═════ GIVEN DATA
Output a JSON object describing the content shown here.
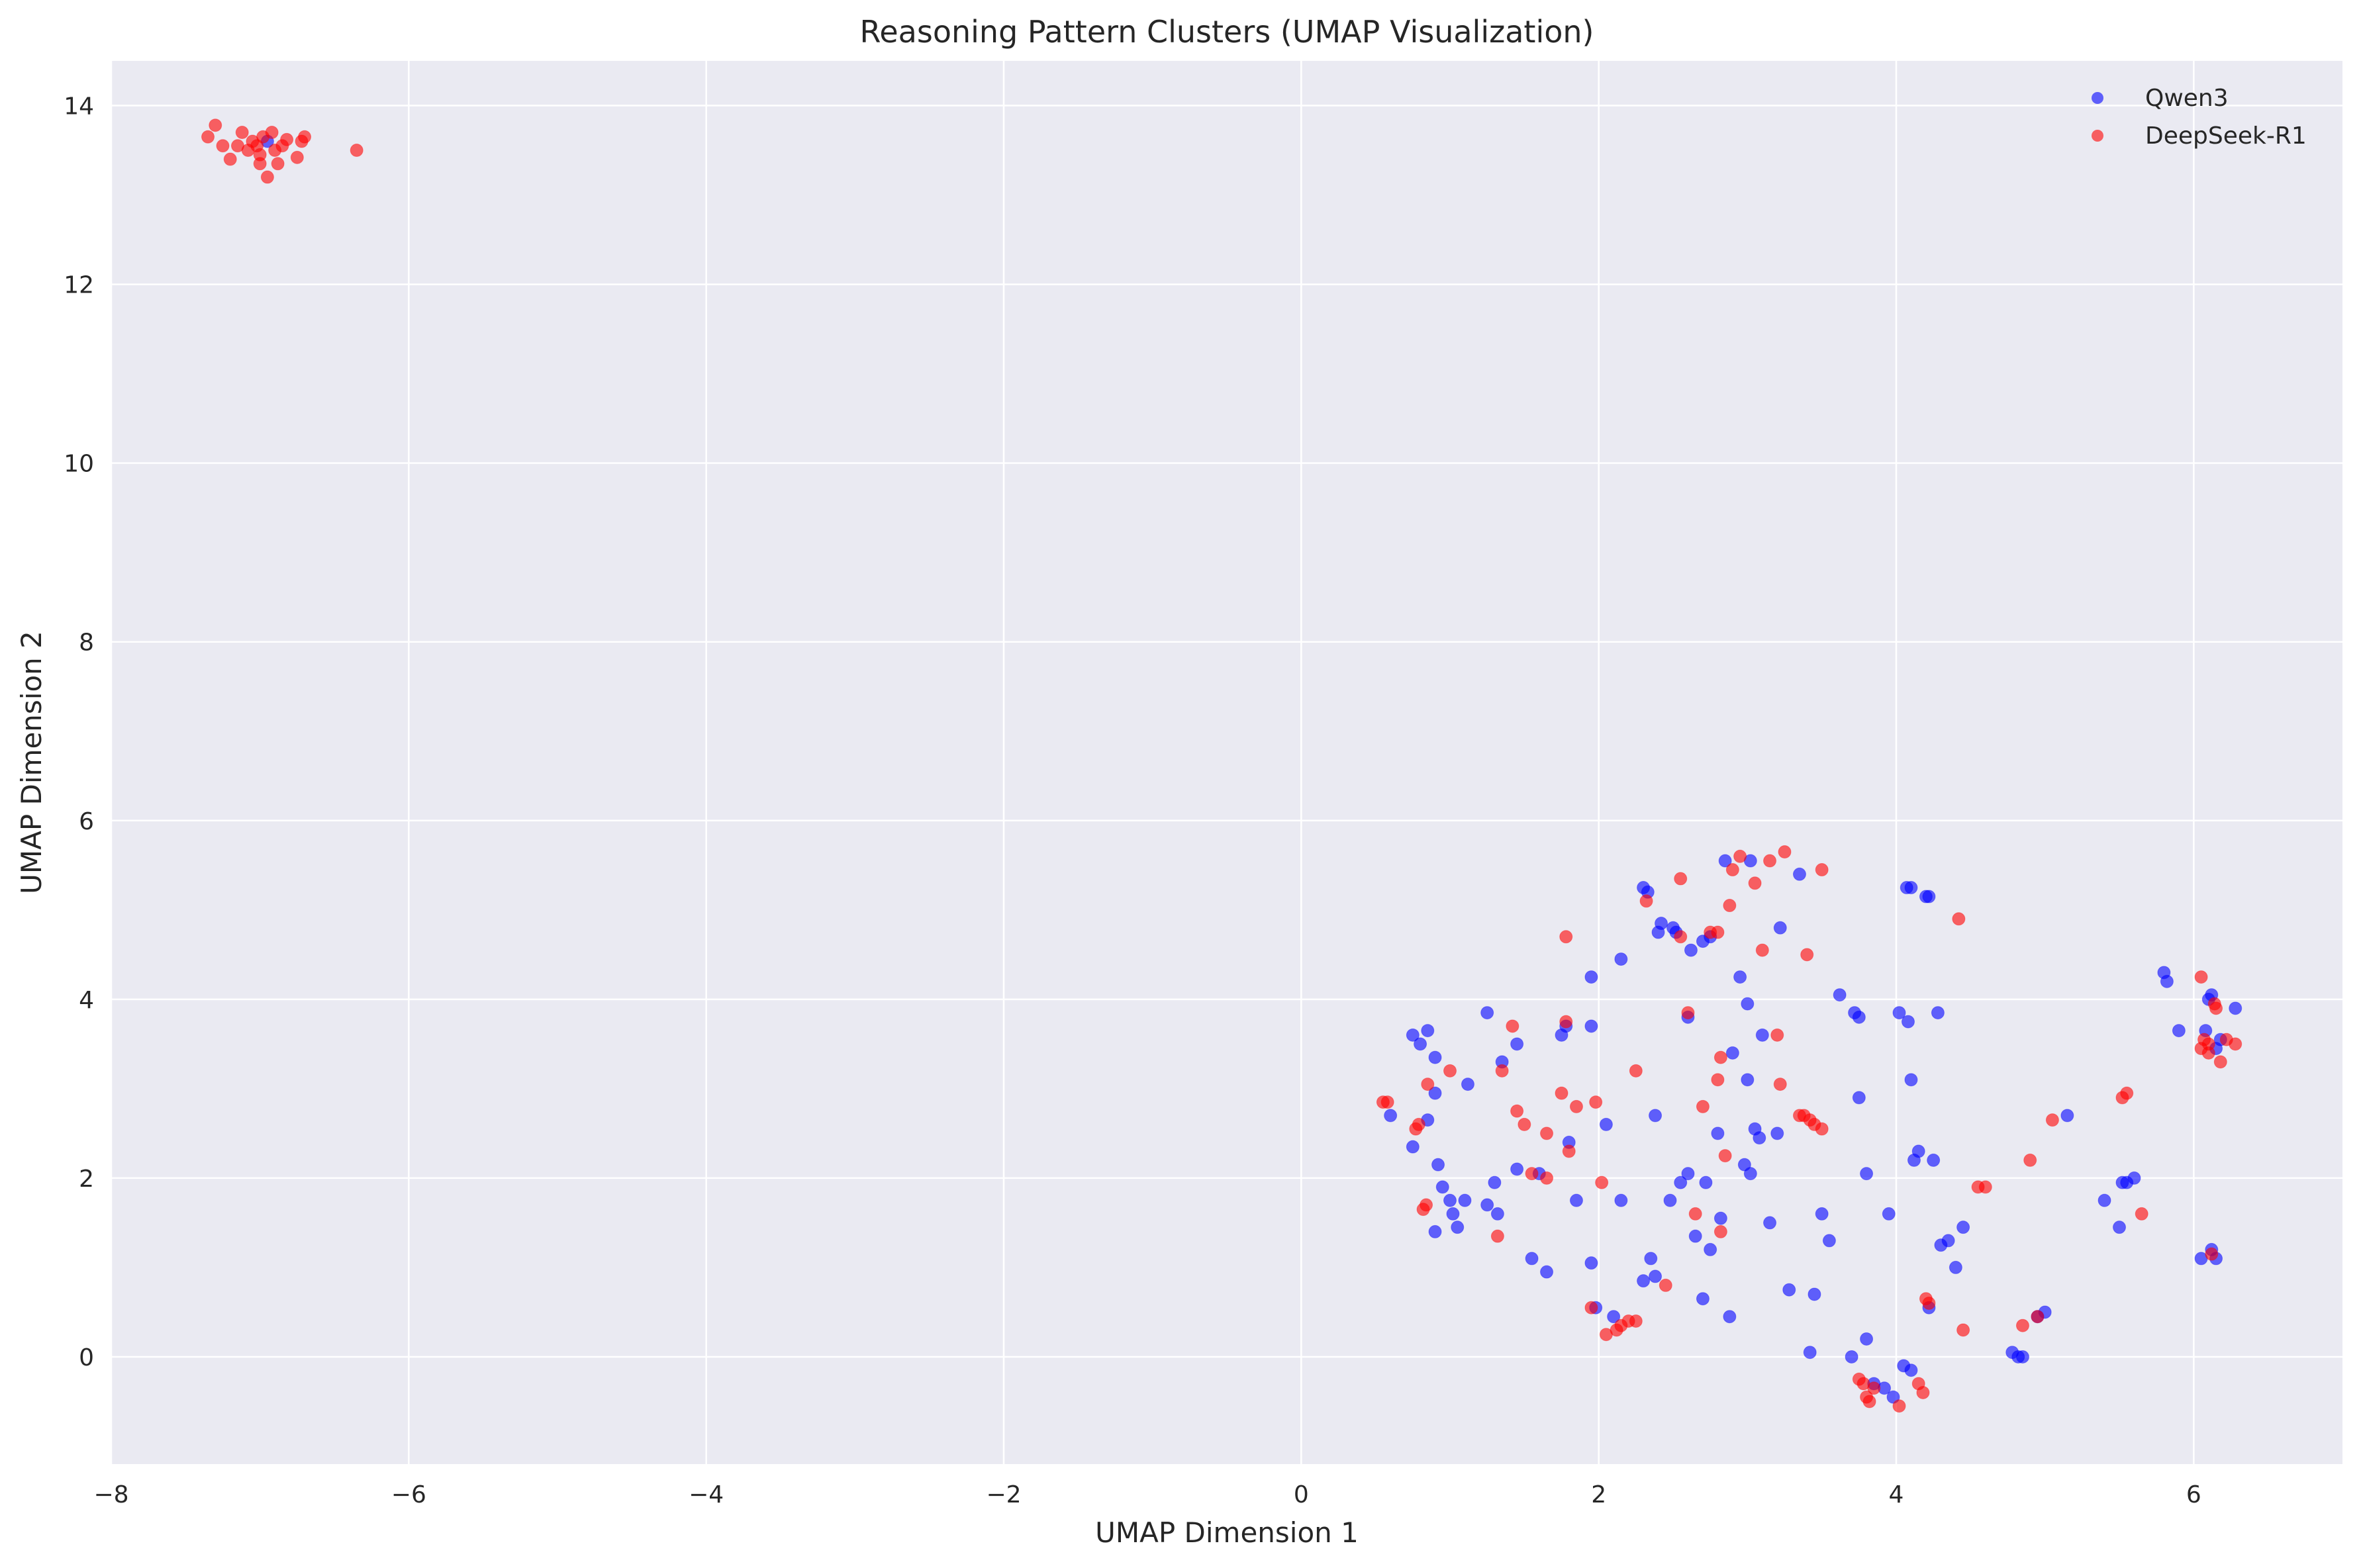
{
  "chart_data": {
    "type": "scatter",
    "title": "Reasoning Pattern Clusters (UMAP Visualization)",
    "xlabel": "UMAP Dimension 1",
    "ylabel": "UMAP Dimension 2",
    "xlim": [
      -8,
      7
    ],
    "ylim": [
      -1.2,
      14.5
    ],
    "xticks": [
      -8,
      -6,
      -4,
      -2,
      0,
      2,
      4,
      6
    ],
    "yticks": [
      0,
      2,
      4,
      6,
      8,
      10,
      12,
      14
    ],
    "grid": true,
    "legend_position": "top-right",
    "series": [
      {
        "name": "Qwen3",
        "color": "#0000ff",
        "points": [
          [
            -6.95,
            13.6
          ],
          [
            0.6,
            2.7
          ],
          [
            0.75,
            3.6
          ],
          [
            0.8,
            3.5
          ],
          [
            0.75,
            2.35
          ],
          [
            0.85,
            3.65
          ],
          [
            0.85,
            2.65
          ],
          [
            0.9,
            3.35
          ],
          [
            0.9,
            2.95
          ],
          [
            0.92,
            2.15
          ],
          [
            0.95,
            1.9
          ],
          [
            1.0,
            1.75
          ],
          [
            1.02,
            1.6
          ],
          [
            1.05,
            1.45
          ],
          [
            0.9,
            1.4
          ],
          [
            1.1,
            1.75
          ],
          [
            1.12,
            3.05
          ],
          [
            1.25,
            3.85
          ],
          [
            1.25,
            1.7
          ],
          [
            1.3,
            1.95
          ],
          [
            1.32,
            1.6
          ],
          [
            1.35,
            3.3
          ],
          [
            1.45,
            3.5
          ],
          [
            1.45,
            2.1
          ],
          [
            1.55,
            1.1
          ],
          [
            1.6,
            2.05
          ],
          [
            1.65,
            0.95
          ],
          [
            1.75,
            3.6
          ],
          [
            1.78,
            3.7
          ],
          [
            1.8,
            2.4
          ],
          [
            1.85,
            1.75
          ],
          [
            1.95,
            3.7
          ],
          [
            1.95,
            4.25
          ],
          [
            1.95,
            1.05
          ],
          [
            1.98,
            0.55
          ],
          [
            2.05,
            2.6
          ],
          [
            2.1,
            0.45
          ],
          [
            2.15,
            1.75
          ],
          [
            2.15,
            4.45
          ],
          [
            2.3,
            5.25
          ],
          [
            2.33,
            5.2
          ],
          [
            2.3,
            0.85
          ],
          [
            2.35,
            1.1
          ],
          [
            2.38,
            0.9
          ],
          [
            2.38,
            2.7
          ],
          [
            2.4,
            4.75
          ],
          [
            2.42,
            4.85
          ],
          [
            2.48,
            1.75
          ],
          [
            2.5,
            4.8
          ],
          [
            2.52,
            4.75
          ],
          [
            2.55,
            1.95
          ],
          [
            2.6,
            3.8
          ],
          [
            2.6,
            2.05
          ],
          [
            2.62,
            4.55
          ],
          [
            2.65,
            1.35
          ],
          [
            2.7,
            4.65
          ],
          [
            2.7,
            0.65
          ],
          [
            2.72,
            1.95
          ],
          [
            2.75,
            4.7
          ],
          [
            2.75,
            1.2
          ],
          [
            2.8,
            2.5
          ],
          [
            2.85,
            5.55
          ],
          [
            2.82,
            1.55
          ],
          [
            2.88,
            0.45
          ],
          [
            2.9,
            3.4
          ],
          [
            2.95,
            4.25
          ],
          [
            2.98,
            2.15
          ],
          [
            3.0,
            3.95
          ],
          [
            3.0,
            3.1
          ],
          [
            3.02,
            2.05
          ],
          [
            3.02,
            5.55
          ],
          [
            3.05,
            2.55
          ],
          [
            3.08,
            2.45
          ],
          [
            3.1,
            3.6
          ],
          [
            3.15,
            1.5
          ],
          [
            3.2,
            2.5
          ],
          [
            3.22,
            4.8
          ],
          [
            3.28,
            0.75
          ],
          [
            3.35,
            5.4
          ],
          [
            3.42,
            0.05
          ],
          [
            3.45,
            0.7
          ],
          [
            3.5,
            1.6
          ],
          [
            3.55,
            1.3
          ],
          [
            3.62,
            4.05
          ],
          [
            3.7,
            0.0
          ],
          [
            3.72,
            3.85
          ],
          [
            3.75,
            3.8
          ],
          [
            3.75,
            2.9
          ],
          [
            3.8,
            2.05
          ],
          [
            3.8,
            0.2
          ],
          [
            3.85,
            -0.3
          ],
          [
            3.92,
            -0.35
          ],
          [
            3.95,
            1.6
          ],
          [
            3.98,
            -0.45
          ],
          [
            4.02,
            3.85
          ],
          [
            4.05,
            -0.1
          ],
          [
            4.07,
            5.25
          ],
          [
            4.08,
            3.75
          ],
          [
            4.1,
            5.25
          ],
          [
            4.1,
            -0.15
          ],
          [
            4.1,
            3.1
          ],
          [
            4.12,
            2.2
          ],
          [
            4.15,
            2.3
          ],
          [
            4.2,
            5.15
          ],
          [
            4.22,
            5.15
          ],
          [
            4.22,
            0.55
          ],
          [
            4.25,
            2.2
          ],
          [
            4.28,
            3.85
          ],
          [
            4.3,
            1.25
          ],
          [
            4.35,
            1.3
          ],
          [
            4.4,
            1.0
          ],
          [
            4.45,
            1.45
          ],
          [
            4.78,
            0.05
          ],
          [
            4.82,
            0.0
          ],
          [
            4.85,
            0.0
          ],
          [
            4.95,
            0.45
          ],
          [
            5.0,
            0.5
          ],
          [
            5.15,
            2.7
          ],
          [
            5.4,
            1.75
          ],
          [
            5.5,
            1.45
          ],
          [
            5.52,
            1.95
          ],
          [
            5.55,
            1.95
          ],
          [
            5.6,
            2.0
          ],
          [
            5.8,
            4.3
          ],
          [
            5.82,
            4.2
          ],
          [
            5.9,
            3.65
          ],
          [
            6.05,
            1.1
          ],
          [
            6.08,
            3.65
          ],
          [
            6.1,
            4.0
          ],
          [
            6.12,
            4.05
          ],
          [
            6.12,
            1.2
          ],
          [
            6.15,
            3.45
          ],
          [
            6.18,
            3.55
          ],
          [
            6.28,
            3.9
          ],
          [
            6.15,
            1.1
          ]
        ]
      },
      {
        "name": "DeepSeek-R1",
        "color": "#ff0000",
        "points": [
          [
            -7.35,
            13.65
          ],
          [
            -7.3,
            13.78
          ],
          [
            -7.25,
            13.55
          ],
          [
            -7.2,
            13.4
          ],
          [
            -7.15,
            13.55
          ],
          [
            -7.12,
            13.7
          ],
          [
            -7.08,
            13.5
          ],
          [
            -7.05,
            13.6
          ],
          [
            -7.02,
            13.55
          ],
          [
            -7.0,
            13.45
          ],
          [
            -7.0,
            13.35
          ],
          [
            -6.98,
            13.65
          ],
          [
            -6.95,
            13.2
          ],
          [
            -6.92,
            13.7
          ],
          [
            -6.9,
            13.5
          ],
          [
            -6.88,
            13.35
          ],
          [
            -6.85,
            13.55
          ],
          [
            -6.82,
            13.62
          ],
          [
            -6.75,
            13.42
          ],
          [
            -6.72,
            13.6
          ],
          [
            -6.7,
            13.65
          ],
          [
            -6.35,
            13.5
          ],
          [
            0.55,
            2.85
          ],
          [
            0.58,
            2.85
          ],
          [
            0.77,
            2.55
          ],
          [
            0.79,
            2.6
          ],
          [
            0.82,
            1.65
          ],
          [
            0.84,
            1.7
          ],
          [
            0.85,
            3.05
          ],
          [
            1.0,
            3.2
          ],
          [
            1.32,
            1.35
          ],
          [
            1.35,
            3.2
          ],
          [
            1.42,
            3.7
          ],
          [
            1.45,
            2.75
          ],
          [
            1.5,
            2.6
          ],
          [
            1.55,
            2.05
          ],
          [
            1.65,
            2.5
          ],
          [
            1.65,
            2.0
          ],
          [
            1.75,
            2.95
          ],
          [
            1.78,
            3.75
          ],
          [
            1.78,
            4.7
          ],
          [
            1.8,
            2.3
          ],
          [
            1.85,
            2.8
          ],
          [
            1.95,
            0.55
          ],
          [
            1.98,
            2.85
          ],
          [
            2.02,
            1.95
          ],
          [
            2.05,
            0.25
          ],
          [
            2.12,
            0.3
          ],
          [
            2.15,
            0.35
          ],
          [
            2.2,
            0.4
          ],
          [
            2.25,
            0.4
          ],
          [
            2.25,
            3.2
          ],
          [
            2.32,
            5.1
          ],
          [
            2.45,
            0.8
          ],
          [
            2.55,
            4.7
          ],
          [
            2.55,
            5.35
          ],
          [
            2.6,
            3.85
          ],
          [
            2.65,
            1.6
          ],
          [
            2.7,
            2.8
          ],
          [
            2.75,
            4.75
          ],
          [
            2.8,
            4.75
          ],
          [
            2.8,
            3.1
          ],
          [
            2.82,
            3.35
          ],
          [
            2.82,
            1.4
          ],
          [
            2.85,
            2.25
          ],
          [
            2.88,
            5.05
          ],
          [
            2.9,
            5.45
          ],
          [
            2.95,
            5.6
          ],
          [
            3.05,
            5.3
          ],
          [
            3.1,
            4.55
          ],
          [
            3.15,
            5.55
          ],
          [
            3.2,
            3.6
          ],
          [
            3.22,
            3.05
          ],
          [
            3.25,
            5.65
          ],
          [
            3.35,
            2.7
          ],
          [
            3.38,
            2.7
          ],
          [
            3.4,
            4.5
          ],
          [
            3.42,
            2.65
          ],
          [
            3.45,
            2.6
          ],
          [
            3.5,
            2.55
          ],
          [
            3.5,
            5.45
          ],
          [
            3.75,
            -0.25
          ],
          [
            3.78,
            -0.3
          ],
          [
            3.8,
            -0.45
          ],
          [
            3.82,
            -0.5
          ],
          [
            3.85,
            -0.35
          ],
          [
            4.02,
            -0.55
          ],
          [
            4.15,
            -0.3
          ],
          [
            4.18,
            -0.4
          ],
          [
            4.2,
            0.65
          ],
          [
            4.22,
            0.6
          ],
          [
            4.42,
            4.9
          ],
          [
            4.45,
            0.3
          ],
          [
            4.55,
            1.9
          ],
          [
            4.6,
            1.9
          ],
          [
            4.85,
            0.35
          ],
          [
            4.9,
            2.2
          ],
          [
            4.95,
            0.45
          ],
          [
            5.05,
            2.65
          ],
          [
            5.52,
            2.9
          ],
          [
            5.55,
            2.95
          ],
          [
            5.65,
            1.6
          ],
          [
            6.05,
            4.25
          ],
          [
            6.05,
            3.45
          ],
          [
            6.07,
            3.55
          ],
          [
            6.1,
            3.4
          ],
          [
            6.1,
            3.5
          ],
          [
            6.12,
            1.15
          ],
          [
            6.14,
            3.95
          ],
          [
            6.15,
            3.9
          ],
          [
            6.18,
            3.3
          ],
          [
            6.22,
            3.55
          ],
          [
            6.28,
            3.5
          ]
        ]
      }
    ]
  }
}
══════════
*EXERCISE DESCRIPTION*.
In the entries above, find each line with the word "UMAP" and show it.

*ANSWER TO THIS PROBLEM*.
    "title": "Reasoning Pattern Clusters (UMAP Visualization)",
    "xlabel": "UMAP Dimension 1",
    "ylabel": "UMAP Dimension 2",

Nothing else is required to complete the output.